Your instructions —
Reply with only the number of lines that contain the string "Price".

Supplied data —
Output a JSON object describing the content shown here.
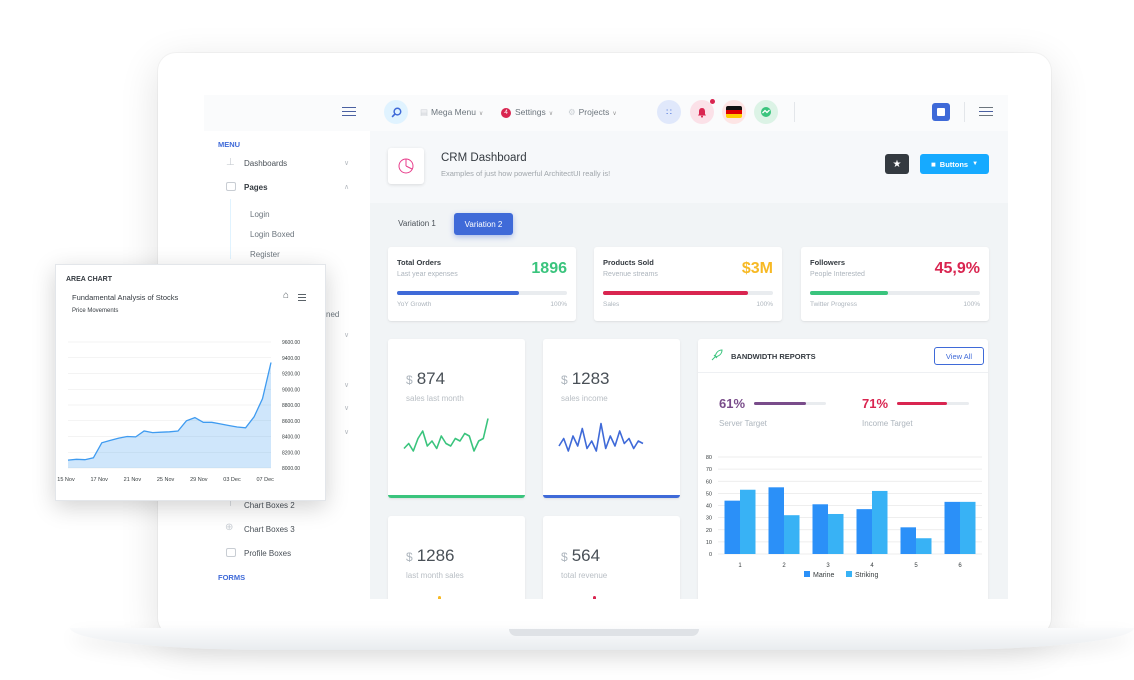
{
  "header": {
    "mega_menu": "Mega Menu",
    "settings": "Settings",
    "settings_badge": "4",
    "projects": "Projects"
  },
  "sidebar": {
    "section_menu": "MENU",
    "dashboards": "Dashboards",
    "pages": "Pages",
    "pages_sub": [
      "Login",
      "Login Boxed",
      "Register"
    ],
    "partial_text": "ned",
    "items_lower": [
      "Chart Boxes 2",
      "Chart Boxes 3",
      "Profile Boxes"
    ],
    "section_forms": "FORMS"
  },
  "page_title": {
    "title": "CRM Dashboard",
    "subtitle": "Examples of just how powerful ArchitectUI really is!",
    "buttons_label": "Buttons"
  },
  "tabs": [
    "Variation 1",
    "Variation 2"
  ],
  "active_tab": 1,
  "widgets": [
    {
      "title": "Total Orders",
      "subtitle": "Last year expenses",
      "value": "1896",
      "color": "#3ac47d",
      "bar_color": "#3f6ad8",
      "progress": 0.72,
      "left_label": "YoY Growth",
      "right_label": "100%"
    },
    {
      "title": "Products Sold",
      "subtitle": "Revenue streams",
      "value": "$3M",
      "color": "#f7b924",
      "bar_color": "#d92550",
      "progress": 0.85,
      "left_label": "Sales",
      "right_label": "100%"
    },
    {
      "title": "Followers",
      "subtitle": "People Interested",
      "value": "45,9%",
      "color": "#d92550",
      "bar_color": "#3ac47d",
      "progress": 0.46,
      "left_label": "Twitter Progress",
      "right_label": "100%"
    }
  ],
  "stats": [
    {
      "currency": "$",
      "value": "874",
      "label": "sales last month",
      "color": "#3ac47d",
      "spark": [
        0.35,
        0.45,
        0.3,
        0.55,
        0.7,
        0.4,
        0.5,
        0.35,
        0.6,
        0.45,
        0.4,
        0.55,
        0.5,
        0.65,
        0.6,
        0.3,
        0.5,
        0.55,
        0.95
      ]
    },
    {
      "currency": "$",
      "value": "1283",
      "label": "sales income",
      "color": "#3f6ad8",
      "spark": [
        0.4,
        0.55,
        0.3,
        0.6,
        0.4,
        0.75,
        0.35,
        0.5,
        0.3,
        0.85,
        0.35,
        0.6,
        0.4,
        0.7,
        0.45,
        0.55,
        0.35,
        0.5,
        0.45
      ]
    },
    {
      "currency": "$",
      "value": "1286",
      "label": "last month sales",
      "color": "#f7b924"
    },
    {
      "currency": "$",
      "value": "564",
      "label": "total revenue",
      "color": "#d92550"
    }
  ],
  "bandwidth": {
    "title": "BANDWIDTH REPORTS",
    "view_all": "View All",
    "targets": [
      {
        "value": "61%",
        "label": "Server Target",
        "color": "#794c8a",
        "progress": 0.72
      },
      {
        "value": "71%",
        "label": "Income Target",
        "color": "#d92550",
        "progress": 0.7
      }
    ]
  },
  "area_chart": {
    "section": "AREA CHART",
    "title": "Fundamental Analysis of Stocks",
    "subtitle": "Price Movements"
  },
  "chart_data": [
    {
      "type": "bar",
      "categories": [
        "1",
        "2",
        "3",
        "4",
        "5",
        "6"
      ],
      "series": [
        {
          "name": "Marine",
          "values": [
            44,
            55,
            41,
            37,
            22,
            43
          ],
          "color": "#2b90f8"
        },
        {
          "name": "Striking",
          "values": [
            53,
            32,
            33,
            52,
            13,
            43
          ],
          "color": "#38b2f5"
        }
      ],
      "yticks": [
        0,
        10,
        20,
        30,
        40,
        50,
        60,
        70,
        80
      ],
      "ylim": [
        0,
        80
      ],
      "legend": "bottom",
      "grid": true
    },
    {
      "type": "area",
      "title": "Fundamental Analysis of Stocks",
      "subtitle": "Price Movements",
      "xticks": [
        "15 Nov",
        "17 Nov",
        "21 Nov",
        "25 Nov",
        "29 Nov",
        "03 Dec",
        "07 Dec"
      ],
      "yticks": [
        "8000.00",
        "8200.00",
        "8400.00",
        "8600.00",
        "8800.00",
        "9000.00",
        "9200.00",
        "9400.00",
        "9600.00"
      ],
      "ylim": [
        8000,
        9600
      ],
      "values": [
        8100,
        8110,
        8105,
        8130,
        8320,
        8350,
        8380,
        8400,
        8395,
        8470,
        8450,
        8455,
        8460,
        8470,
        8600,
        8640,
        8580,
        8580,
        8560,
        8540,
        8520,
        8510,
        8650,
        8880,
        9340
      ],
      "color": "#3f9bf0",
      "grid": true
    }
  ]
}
==
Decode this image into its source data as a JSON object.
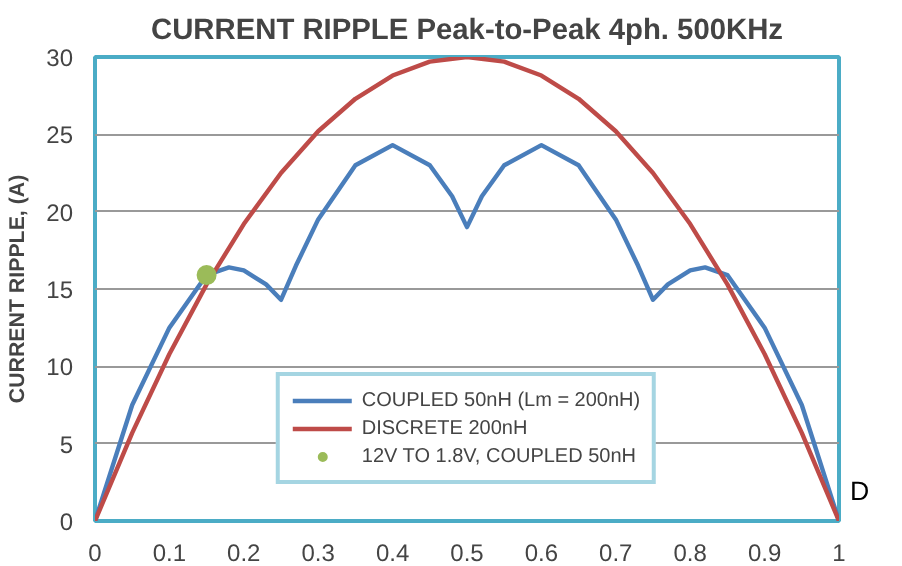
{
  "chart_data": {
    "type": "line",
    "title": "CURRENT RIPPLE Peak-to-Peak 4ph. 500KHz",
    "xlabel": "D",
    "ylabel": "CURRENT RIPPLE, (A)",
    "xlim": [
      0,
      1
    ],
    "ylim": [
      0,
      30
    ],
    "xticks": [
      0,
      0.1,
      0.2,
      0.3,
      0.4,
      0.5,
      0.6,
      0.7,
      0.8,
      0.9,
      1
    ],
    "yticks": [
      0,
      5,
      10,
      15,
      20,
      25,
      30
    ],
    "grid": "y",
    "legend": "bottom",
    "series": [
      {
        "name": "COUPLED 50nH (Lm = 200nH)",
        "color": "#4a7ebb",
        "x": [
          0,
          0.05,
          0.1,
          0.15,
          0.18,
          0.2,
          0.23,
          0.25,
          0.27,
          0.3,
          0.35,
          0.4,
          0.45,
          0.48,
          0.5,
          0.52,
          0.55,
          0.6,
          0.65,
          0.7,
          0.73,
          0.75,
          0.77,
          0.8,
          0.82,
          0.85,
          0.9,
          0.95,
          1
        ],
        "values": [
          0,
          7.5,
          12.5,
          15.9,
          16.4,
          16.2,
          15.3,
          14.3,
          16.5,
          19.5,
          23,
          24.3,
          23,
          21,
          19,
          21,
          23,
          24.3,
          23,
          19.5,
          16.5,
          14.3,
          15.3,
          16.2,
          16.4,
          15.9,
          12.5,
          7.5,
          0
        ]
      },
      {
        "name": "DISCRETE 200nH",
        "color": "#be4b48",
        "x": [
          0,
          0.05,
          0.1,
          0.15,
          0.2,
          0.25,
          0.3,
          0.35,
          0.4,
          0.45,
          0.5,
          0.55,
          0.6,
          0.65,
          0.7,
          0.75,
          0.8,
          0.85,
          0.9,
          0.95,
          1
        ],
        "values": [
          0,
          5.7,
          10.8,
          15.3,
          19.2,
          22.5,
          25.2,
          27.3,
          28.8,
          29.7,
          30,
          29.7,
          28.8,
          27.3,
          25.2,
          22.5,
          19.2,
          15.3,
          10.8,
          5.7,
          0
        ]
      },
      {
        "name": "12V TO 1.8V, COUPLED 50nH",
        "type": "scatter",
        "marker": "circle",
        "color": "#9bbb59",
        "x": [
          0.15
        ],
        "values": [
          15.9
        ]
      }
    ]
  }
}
==
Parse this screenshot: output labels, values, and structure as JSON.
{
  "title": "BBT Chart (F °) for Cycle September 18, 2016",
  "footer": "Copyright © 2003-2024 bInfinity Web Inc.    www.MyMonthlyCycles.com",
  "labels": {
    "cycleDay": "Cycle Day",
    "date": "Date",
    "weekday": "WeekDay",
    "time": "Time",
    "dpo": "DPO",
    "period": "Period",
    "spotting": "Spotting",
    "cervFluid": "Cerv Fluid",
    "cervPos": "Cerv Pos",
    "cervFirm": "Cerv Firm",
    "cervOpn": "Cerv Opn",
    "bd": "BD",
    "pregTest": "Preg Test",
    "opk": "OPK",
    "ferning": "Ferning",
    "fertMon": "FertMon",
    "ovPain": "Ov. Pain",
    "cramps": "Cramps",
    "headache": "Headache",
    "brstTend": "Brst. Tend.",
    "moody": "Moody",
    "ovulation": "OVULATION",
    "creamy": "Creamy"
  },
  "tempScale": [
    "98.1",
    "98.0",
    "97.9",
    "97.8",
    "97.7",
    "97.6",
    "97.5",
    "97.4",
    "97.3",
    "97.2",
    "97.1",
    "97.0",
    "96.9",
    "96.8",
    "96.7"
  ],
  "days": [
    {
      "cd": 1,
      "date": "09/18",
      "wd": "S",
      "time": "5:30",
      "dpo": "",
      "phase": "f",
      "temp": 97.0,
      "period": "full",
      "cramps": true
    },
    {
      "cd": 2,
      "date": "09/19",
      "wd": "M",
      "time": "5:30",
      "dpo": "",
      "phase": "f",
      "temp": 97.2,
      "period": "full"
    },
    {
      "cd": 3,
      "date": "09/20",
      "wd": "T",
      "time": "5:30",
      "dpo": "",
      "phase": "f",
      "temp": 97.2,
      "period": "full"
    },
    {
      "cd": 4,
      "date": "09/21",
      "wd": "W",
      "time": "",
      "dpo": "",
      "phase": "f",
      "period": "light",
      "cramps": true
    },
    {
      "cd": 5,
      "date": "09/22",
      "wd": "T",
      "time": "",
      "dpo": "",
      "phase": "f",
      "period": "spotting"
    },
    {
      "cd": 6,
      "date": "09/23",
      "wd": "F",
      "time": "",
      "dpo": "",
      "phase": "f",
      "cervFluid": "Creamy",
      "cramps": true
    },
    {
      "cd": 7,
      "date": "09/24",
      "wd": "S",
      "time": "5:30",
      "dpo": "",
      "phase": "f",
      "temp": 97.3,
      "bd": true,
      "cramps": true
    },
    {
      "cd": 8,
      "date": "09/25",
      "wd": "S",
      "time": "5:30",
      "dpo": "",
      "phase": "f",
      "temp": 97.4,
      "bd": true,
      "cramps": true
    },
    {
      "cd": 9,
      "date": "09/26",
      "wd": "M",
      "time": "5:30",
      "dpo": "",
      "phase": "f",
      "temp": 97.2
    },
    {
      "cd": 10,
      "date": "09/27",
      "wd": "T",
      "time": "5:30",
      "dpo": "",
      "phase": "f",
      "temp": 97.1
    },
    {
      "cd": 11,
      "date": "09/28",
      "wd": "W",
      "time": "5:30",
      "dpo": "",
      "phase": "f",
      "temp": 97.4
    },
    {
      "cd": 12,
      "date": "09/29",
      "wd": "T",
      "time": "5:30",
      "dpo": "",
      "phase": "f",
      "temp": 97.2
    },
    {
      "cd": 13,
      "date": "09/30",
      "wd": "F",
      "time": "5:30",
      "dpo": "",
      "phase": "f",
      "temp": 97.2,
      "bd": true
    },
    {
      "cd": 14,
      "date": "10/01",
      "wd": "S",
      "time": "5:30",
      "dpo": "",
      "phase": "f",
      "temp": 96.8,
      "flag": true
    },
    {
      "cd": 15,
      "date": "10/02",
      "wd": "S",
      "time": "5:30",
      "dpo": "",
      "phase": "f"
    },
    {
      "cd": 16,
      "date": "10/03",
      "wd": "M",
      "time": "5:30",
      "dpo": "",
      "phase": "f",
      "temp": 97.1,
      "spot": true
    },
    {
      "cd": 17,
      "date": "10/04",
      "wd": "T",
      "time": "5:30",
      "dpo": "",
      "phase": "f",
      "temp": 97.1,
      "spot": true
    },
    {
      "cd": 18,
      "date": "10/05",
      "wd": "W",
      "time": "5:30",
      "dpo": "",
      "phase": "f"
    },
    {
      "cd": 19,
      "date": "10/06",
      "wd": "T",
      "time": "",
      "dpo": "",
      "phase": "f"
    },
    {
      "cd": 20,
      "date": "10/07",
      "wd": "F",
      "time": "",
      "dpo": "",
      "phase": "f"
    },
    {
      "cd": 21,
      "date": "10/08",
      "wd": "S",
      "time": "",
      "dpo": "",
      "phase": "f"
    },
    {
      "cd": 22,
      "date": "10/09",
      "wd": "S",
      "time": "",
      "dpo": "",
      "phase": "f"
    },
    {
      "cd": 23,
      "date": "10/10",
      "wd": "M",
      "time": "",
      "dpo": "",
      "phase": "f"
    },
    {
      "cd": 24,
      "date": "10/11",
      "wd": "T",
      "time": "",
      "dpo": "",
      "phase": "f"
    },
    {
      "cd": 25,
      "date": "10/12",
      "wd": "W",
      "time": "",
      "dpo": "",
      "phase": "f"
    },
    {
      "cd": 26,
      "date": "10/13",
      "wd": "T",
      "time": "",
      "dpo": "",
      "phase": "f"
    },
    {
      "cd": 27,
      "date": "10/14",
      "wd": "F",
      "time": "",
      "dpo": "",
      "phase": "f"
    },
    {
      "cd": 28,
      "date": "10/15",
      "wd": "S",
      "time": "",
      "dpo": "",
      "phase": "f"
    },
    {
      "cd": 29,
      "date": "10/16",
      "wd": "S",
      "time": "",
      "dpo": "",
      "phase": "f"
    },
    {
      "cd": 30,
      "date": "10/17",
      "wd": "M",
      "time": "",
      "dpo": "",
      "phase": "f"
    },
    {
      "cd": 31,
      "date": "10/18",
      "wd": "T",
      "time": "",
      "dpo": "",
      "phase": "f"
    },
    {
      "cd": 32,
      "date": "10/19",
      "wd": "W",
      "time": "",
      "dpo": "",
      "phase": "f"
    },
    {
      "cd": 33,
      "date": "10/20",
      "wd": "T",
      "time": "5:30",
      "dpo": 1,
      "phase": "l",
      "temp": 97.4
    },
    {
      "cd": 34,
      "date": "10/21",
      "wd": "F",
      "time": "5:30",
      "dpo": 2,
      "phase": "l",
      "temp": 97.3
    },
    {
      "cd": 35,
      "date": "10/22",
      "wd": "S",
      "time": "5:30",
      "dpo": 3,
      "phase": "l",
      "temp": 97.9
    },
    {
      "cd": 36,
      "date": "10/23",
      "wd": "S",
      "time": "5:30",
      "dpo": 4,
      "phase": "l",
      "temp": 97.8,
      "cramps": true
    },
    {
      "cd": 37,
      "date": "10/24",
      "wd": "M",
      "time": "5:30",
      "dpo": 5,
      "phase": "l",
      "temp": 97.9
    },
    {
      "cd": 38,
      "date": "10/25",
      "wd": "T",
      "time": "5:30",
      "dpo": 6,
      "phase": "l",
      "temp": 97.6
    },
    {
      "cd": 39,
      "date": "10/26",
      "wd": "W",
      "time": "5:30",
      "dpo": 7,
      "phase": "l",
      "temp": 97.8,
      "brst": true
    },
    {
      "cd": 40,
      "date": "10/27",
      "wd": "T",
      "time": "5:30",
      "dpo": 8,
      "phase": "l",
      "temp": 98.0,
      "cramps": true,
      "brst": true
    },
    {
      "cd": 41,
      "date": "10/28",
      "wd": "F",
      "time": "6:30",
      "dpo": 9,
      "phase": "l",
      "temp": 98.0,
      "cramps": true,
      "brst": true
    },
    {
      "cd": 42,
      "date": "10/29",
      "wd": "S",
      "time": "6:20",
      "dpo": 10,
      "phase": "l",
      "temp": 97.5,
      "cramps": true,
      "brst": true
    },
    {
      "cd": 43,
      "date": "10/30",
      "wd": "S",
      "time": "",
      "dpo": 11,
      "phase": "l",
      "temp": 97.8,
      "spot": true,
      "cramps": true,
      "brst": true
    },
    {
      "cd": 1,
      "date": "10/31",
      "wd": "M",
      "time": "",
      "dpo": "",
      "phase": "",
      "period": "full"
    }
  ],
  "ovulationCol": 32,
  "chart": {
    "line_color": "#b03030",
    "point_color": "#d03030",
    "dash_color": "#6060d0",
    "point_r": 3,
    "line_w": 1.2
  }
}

The response —
2